**OBJETIVO DEL EJERCICIO**
Según el texto sobre el sistema educativo porteño, ¿a partir de qué hora se le paga menos al docente?

**TEXTO DEL EJERCICIO**
□ □ □ □ □

La pregunta es: ¿a quién se escucha cuando se diseña una reforma? ¿Dónde están las voces de los docentes, de los alumnos, de los padres, de los pedagogos que no trabajan en consultoras? ¿Cómo puede pensarse una transformación educativa sin diálogo? Una vez más, el sistema se repliega sobre sí mismo, como el cauce de un rio que se curva y vuelve siempre al mismo pantano.
- La descoordinación y el absurdo
Uno de los síntomas más notables del sistema educativo porteño es su descoordinación interna. Faltan profesores en materias clave (física, química, oficios) mientras sobran en otras. No hay criterios actualizados para la asignación de cargos. Las horas se distribuyen como si el tiempo fuera elástico, y el talento, infinito.
A esto se suma una paradoja que bordea el absurdo: al docente se le paga menos a partir de la hora número 40. En lugar de premiar la dedicación, se la penaliza. Es el único sistema que castiga la productividad sin pudor. Y como si esto no bastara, los sueldos se pagan con demora, los concursos se suspenden, y los incentivos al mérito brillan por su ausencia. El docente se convierte, entonces, en un sobreviviente institucional: navega en un mar de formularios, calendarios rotos y normas contradictorias.
¿Cómo sostener una vocación así? ¿Cómo pedirle a un maestro que enseñe entusiasmo si lo que recibe es desdén administrativo?
- De Swift a la escuela: ¿comernos a los niños?
Volvamos a Swift. Su ironía brutal tenía un propósito: desnudar la lógica deshumanizada de un sistema que ya había perdido el alma. Él no hablaba de canibalismo real, sino simbólico: mostraba cómo, en nombre del orden, la eficiencia y la razón de Estado, se podía justificar cualquier cosa. Incluso la más atroz.
Hoy, no hay fábricas que procesen carne infantil. Pero sí hay oficinas que diseñan planes vacíos. Hay escuelas que certifican saberes que no se enseñan. Hay chicos que transitan 13 años escolares sin aprender a comprender un texto. Eso también es una forma de devorar. Más lenta, más elegante, pero igual de cruel.
- Una salida: liberar el futuro
¿Qué hacer? No alcanza con más reformas. Hay que cambiar el marco. Hay que abrir el sistema. Hay que permitir que otras voces educadoras tengan lugar: cooperativas, organizaciones, proyectos comunitarios, escuelas privadas sin tutela estatal directa. Que la educación se transforme en un ecosistema, no en un monocultivo.

□ □ □ □ □

**DATOS DE ORIGEN**
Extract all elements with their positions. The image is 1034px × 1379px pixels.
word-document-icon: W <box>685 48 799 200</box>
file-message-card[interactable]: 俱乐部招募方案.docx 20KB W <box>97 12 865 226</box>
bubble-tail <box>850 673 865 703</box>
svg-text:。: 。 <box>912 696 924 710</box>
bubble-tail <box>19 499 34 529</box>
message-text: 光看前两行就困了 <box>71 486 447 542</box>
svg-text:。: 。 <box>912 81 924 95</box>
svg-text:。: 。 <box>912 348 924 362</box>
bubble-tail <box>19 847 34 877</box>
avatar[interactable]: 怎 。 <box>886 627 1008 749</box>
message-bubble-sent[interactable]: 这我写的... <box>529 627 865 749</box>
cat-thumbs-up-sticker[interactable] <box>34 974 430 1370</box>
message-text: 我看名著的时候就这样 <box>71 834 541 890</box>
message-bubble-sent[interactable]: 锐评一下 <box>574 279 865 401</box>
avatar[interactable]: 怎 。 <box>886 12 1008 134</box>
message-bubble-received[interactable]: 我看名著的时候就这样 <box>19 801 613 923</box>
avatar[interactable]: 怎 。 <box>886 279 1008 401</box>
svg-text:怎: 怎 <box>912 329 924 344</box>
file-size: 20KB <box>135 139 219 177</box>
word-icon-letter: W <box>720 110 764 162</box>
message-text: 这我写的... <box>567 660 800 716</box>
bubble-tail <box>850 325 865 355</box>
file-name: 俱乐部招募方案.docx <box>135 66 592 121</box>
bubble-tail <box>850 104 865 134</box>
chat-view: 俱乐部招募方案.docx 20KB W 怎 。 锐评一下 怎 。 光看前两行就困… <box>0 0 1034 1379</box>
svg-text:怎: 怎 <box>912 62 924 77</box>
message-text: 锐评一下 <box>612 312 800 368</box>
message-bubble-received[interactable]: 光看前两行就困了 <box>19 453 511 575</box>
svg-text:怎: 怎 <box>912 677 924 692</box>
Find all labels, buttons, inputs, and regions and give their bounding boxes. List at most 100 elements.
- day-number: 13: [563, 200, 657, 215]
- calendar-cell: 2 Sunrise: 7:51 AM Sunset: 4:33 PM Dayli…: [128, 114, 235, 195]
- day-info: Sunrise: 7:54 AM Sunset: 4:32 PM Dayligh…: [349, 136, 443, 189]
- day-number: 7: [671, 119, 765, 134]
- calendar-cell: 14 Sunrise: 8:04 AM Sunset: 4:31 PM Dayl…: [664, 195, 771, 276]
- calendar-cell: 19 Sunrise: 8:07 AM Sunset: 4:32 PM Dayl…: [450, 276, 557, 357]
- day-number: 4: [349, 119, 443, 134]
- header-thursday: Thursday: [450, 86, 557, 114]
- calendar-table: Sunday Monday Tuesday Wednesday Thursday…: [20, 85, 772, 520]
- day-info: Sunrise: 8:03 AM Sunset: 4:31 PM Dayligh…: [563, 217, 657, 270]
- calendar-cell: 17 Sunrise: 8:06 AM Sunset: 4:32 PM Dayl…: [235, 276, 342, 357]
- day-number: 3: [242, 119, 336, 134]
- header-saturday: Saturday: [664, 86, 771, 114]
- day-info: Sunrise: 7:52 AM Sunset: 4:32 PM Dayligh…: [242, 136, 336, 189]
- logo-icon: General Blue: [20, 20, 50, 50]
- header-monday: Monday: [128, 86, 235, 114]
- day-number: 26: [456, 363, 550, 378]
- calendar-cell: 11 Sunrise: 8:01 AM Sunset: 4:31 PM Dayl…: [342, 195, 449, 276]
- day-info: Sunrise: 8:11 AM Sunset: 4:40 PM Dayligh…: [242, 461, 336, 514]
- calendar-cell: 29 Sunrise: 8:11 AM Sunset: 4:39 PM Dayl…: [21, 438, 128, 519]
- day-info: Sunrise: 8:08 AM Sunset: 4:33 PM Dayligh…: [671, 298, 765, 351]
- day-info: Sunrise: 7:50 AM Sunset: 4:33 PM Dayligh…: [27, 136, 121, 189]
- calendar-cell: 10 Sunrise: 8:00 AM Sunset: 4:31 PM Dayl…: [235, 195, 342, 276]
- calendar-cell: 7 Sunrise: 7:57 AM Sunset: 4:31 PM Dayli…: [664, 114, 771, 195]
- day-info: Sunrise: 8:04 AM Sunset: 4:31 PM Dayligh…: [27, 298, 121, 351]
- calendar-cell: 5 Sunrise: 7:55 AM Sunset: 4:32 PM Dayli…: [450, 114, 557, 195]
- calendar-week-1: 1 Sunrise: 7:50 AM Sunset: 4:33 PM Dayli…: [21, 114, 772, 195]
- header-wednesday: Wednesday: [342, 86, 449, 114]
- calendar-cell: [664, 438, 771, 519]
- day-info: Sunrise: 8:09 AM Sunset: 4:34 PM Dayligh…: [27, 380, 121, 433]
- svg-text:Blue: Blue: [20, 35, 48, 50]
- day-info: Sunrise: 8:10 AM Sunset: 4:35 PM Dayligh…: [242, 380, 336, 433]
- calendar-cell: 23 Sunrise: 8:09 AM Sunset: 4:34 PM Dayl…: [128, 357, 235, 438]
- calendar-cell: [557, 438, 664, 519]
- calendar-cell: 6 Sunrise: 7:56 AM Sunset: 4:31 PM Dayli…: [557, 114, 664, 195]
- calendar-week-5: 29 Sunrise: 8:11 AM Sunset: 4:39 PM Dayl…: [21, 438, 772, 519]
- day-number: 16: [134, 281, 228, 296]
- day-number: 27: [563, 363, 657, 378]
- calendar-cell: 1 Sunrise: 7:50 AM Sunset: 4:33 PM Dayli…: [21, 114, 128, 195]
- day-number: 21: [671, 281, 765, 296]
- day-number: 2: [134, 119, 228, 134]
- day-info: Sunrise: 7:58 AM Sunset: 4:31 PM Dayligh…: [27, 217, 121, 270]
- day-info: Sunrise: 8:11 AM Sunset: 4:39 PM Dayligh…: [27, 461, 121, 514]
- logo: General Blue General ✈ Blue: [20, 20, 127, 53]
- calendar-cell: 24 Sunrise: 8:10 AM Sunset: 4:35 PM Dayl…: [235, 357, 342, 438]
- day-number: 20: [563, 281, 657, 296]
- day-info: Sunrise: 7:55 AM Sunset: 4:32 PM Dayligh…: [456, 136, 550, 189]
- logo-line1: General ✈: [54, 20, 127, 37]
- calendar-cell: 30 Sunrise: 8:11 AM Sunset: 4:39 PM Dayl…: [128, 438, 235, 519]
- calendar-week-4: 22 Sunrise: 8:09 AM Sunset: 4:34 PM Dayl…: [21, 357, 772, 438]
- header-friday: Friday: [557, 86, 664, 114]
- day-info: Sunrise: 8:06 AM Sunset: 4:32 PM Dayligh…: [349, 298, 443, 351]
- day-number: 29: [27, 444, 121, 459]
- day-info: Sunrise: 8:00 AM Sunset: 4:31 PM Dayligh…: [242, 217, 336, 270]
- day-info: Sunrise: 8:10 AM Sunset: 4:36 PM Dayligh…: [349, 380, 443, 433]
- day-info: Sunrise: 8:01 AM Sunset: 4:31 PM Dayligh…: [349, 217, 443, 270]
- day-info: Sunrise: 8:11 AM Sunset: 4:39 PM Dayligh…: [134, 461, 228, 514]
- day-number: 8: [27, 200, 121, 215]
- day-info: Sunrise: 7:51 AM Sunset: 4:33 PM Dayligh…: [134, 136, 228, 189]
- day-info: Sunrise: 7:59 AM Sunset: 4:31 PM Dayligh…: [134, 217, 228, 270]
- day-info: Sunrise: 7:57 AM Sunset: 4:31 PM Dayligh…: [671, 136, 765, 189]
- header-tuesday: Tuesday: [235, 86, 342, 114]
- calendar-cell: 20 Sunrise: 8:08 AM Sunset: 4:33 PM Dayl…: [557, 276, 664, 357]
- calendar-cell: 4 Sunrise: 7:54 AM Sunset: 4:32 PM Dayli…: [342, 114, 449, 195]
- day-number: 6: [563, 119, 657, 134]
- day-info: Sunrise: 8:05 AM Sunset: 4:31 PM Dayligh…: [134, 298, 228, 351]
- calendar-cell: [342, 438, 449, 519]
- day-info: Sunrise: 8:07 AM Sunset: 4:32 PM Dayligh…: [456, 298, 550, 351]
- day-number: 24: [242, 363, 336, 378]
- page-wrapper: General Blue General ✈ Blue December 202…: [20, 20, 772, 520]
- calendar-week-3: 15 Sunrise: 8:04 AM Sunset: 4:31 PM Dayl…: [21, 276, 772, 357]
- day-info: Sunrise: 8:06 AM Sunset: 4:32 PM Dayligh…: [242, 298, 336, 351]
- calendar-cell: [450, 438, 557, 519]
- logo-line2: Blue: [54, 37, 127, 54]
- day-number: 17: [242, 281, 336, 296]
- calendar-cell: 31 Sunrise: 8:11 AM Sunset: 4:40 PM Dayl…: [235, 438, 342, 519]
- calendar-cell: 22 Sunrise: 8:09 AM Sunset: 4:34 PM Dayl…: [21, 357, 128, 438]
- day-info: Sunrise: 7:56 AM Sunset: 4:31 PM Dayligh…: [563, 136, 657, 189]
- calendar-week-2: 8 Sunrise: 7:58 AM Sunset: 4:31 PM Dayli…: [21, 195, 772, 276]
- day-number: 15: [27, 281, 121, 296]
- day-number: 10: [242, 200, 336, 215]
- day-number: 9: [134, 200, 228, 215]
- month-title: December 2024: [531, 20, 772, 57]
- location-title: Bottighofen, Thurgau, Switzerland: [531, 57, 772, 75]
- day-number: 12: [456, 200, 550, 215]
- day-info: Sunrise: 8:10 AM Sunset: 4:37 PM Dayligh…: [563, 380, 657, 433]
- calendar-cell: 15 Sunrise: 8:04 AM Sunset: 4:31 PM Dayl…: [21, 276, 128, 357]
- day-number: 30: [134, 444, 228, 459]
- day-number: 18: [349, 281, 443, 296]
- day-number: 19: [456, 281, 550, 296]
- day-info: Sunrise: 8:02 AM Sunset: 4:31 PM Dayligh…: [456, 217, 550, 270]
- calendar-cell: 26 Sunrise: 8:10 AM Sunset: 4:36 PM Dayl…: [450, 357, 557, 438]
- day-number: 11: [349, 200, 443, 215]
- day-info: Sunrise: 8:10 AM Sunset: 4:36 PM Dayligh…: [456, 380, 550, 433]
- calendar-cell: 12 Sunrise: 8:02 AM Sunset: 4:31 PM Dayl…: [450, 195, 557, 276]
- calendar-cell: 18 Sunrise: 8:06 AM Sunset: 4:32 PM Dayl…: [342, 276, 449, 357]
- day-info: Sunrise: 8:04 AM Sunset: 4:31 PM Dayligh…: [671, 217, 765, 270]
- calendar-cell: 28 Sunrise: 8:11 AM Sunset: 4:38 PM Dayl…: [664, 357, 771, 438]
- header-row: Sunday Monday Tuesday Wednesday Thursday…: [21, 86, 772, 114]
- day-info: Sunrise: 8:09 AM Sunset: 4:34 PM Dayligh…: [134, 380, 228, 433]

□ □ □ □ □

**RESPUESTA**
A partir de la hora número 40.